▸ PASSAGE PROVIDED
On theHUSQVARNA waranty, after downloading the info, it says 5+5, 5 years engine waranty and 5byears garantee to start if you meet the maintanance requirements. I dont see anyrhing specific to rest of machine.

ARIENS is 3 years on whole machine, extendable to 5 years, with basically same exclusion for gas issue, abuse, maintanance. 

So it appears the Ariens waranty is much more thorough. 

Id go Ariens , since they have a very proven track record.


----------



## SnowCat in Bend (Feb 10, 2017)

Mountain Man said:


> On theHUSQVARNA waranty, after downloading the info, it says 5+5, 5 years engine waranty and 5byears garantee to start if you meet the maintanance requirements. I dont see anyrhing specific to rest of machine.
> 
> ARIENS is 3 years on whole machine, extendable to 5 years, with basically same exclusion for gas issue, abuse, maintanance.
> 
> ...


Here is the Husqvarna warranty just downloaded from their website, it is in 2 parts. When I ordered mine last October 2017 it came with an additional 2 year warranty and a $100 rebate. I did purchase from a small local dealer and I know he sold a few hundred of ST224 snowblowers last year and the local Lowe's sold out of the ST224.


----------



## Mountain Man (Oct 14, 2018)

SnowCat in Bend said:


> Here is the Husqvarna warranty just downloaded from their website, it is in 2 parts. When I ordered mine last October 2017 it came with an additional 2 year warranty and a $100 rebate. I did purchase from a small local dealer and I know he sold a few hundred of ST224 snowblowers last year and the local Lowe's sold out of the ST224.


Aha, 3 year limited. So the basic waranty is same of both brands, and husqvarna goes 2 more on engine for starting. From what ive seen, most starting issues are fuel related, and i think most will agree, which isnt covered by either waranty.


----------



## SnowCat in Bend (Feb 10, 2017)

Mountain Man said:


> Aha, 3 year limited. So the basic waranty is same of both brands, and husqvarna goes 2 more on engine for starting. From what ive seen, most starting issues are fuel related, and i think most will agree, which isnt covered by either waranty.



Simple enough to fix. Use Non-Ethanol fuel add a little Sta-Bil and follow the manual for draining gas tank, carburetor and change the oil at end of season. Pretty much the same routine for any outdoor power equipment.


----------



## dr bob (Dec 12, 2015)

▸ SUPPLIED ENTRIES

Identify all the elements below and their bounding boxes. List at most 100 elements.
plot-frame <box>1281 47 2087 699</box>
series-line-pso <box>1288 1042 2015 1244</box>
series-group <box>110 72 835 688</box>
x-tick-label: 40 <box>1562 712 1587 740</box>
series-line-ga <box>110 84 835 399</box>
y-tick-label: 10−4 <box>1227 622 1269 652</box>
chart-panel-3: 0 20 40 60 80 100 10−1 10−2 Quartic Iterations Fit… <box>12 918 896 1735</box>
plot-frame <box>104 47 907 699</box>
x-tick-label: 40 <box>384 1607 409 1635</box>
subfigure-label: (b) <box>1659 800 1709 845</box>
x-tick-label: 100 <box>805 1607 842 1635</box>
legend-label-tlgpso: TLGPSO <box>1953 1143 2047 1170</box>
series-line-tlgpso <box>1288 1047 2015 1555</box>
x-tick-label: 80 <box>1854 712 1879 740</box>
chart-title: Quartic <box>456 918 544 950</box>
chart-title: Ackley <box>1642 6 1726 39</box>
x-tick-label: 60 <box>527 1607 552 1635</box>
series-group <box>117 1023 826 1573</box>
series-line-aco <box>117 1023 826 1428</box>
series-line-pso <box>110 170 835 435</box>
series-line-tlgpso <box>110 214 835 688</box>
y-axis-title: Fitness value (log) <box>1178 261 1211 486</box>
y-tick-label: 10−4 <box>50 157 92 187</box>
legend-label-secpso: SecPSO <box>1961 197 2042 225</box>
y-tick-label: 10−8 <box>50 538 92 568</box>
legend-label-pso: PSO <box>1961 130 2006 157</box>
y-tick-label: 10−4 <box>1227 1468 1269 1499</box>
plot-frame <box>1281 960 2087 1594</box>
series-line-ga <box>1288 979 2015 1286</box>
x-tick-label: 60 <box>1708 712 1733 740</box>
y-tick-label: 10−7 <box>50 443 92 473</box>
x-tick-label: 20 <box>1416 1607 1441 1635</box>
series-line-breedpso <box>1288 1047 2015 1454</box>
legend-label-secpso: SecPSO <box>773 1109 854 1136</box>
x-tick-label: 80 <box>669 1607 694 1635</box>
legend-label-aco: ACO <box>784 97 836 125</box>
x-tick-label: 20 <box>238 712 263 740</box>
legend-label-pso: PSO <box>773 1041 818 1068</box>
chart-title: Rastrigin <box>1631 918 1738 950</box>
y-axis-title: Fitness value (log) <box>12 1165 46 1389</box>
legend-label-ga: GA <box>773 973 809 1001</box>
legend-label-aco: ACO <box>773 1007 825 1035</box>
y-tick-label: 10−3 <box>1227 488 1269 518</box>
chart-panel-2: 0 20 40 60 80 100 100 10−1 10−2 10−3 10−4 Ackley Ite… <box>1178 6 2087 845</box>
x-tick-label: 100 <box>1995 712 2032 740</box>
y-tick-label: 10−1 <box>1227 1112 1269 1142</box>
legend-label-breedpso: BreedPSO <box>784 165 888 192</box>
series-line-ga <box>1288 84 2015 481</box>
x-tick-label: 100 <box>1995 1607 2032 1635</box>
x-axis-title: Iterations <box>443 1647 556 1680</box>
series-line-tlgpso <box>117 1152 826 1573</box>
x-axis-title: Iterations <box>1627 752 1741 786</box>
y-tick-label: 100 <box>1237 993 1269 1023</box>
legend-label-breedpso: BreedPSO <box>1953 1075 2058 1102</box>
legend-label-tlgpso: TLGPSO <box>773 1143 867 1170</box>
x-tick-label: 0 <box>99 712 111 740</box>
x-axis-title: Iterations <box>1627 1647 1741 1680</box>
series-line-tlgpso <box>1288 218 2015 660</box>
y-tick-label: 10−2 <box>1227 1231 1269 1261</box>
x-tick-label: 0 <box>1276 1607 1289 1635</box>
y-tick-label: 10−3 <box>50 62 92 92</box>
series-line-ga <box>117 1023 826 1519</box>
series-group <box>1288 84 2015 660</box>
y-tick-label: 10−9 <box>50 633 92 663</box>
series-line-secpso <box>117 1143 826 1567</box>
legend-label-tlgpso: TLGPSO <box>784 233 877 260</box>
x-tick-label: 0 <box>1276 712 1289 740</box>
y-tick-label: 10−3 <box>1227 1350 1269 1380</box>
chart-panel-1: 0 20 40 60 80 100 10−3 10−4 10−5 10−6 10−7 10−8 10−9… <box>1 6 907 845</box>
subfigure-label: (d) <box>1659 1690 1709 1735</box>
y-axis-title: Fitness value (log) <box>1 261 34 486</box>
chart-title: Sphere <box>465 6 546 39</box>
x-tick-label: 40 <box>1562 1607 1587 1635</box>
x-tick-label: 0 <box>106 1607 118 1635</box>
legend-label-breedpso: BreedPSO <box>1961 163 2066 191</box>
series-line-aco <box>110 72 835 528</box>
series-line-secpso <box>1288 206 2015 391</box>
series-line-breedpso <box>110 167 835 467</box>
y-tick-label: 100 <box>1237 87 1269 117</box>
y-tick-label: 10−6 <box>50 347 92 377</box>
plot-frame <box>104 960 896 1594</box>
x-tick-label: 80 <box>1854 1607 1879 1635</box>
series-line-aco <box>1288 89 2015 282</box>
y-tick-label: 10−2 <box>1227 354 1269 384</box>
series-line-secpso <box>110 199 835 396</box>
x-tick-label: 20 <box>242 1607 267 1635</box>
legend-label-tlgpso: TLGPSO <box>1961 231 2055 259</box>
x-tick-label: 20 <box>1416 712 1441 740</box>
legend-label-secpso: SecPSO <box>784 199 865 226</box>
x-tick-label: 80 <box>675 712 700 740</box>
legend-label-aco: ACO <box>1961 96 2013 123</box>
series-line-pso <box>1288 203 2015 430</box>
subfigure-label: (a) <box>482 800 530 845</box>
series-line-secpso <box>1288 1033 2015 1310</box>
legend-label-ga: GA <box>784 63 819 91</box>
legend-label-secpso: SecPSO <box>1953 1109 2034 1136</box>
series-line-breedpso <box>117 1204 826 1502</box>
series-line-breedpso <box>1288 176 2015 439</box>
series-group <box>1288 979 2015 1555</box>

▸ EXERCISE REQUIREMENTS
a. In the forum thread, how many years of coverage does Ariens give on the whole machine?
b. Rename "plot-frame" to "chart-frame" in the entries from their first line through the line containing "legend-label-aco: ACO <box>784", and output those lines with nothing else changed.
The forum thread and the entries have no connection to each other.

▸ ANSWERS FOR THE EXERCISE
a. Ariens covers the whole machine for three years, extendable to five years.

b.
Identify all the elements below and their bounding boxes. List at most 100 elements.
chart-frame <box>1281 47 2087 699</box>
series-line-pso <box>1288 1042 2015 1244</box>
series-group <box>110 72 835 688</box>
x-tick-label: 40 <box>1562 712 1587 740</box>
series-line-ga <box>110 84 835 399</box>
y-tick-label: 10−4 <box>1227 622 1269 652</box>
chart-panel-3: 0 20 40 60 80 100 10−1 10−2 Quartic Iterations Fit… <box>12 918 896 1735</box>
chart-frame <box>104 47 907 699</box>
x-tick-label: 40 <box>384 1607 409 1635</box>
subfigure-label: (b) <box>1659 800 1709 845</box>
x-tick-label: 100 <box>805 1607 842 1635</box>
legend-label-tlgpso: TLGPSO <box>1953 1143 2047 1170</box>
series-line-tlgpso <box>1288 1047 2015 1555</box>
x-tick-label: 80 <box>1854 712 1879 740</box>
chart-title: Quartic <box>456 918 544 950</box>
chart-title: Ackley <box>1642 6 1726 39</box>
x-tick-label: 60 <box>527 1607 552 1635</box>
series-group <box>117 1023 826 1573</box>
series-line-aco <box>117 1023 826 1428</box>
series-line-pso <box>110 170 835 435</box>
series-line-tlgpso <box>110 214 835 688</box>
y-axis-title: Fitness value (log) <box>1178 261 1211 486</box>
y-tick-label: 10−4 <box>50 157 92 187</box>
legend-label-secpso: SecPSO <box>1961 197 2042 225</box>
y-tick-label: 10−8 <box>50 538 92 568</box>
legend-label-pso: PSO <box>1961 130 2006 157</box>
y-tick-label: 10−4 <box>1227 1468 1269 1499</box>
chart-frame <box>1281 960 2087 1594</box>
series-line-ga <box>1288 979 2015 1286</box>
x-tick-label: 60 <box>1708 712 1733 740</box>
y-tick-label: 10−7 <box>50 443 92 473</box>
x-tick-label: 20 <box>1416 1607 1441 1635</box>
series-line-breedpso <box>1288 1047 2015 1454</box>
legend-label-secpso: SecPSO <box>773 1109 854 1136</box>
x-tick-label: 80 <box>669 1607 694 1635</box>
legend-label-aco: ACO <box>784 97 836 125</box>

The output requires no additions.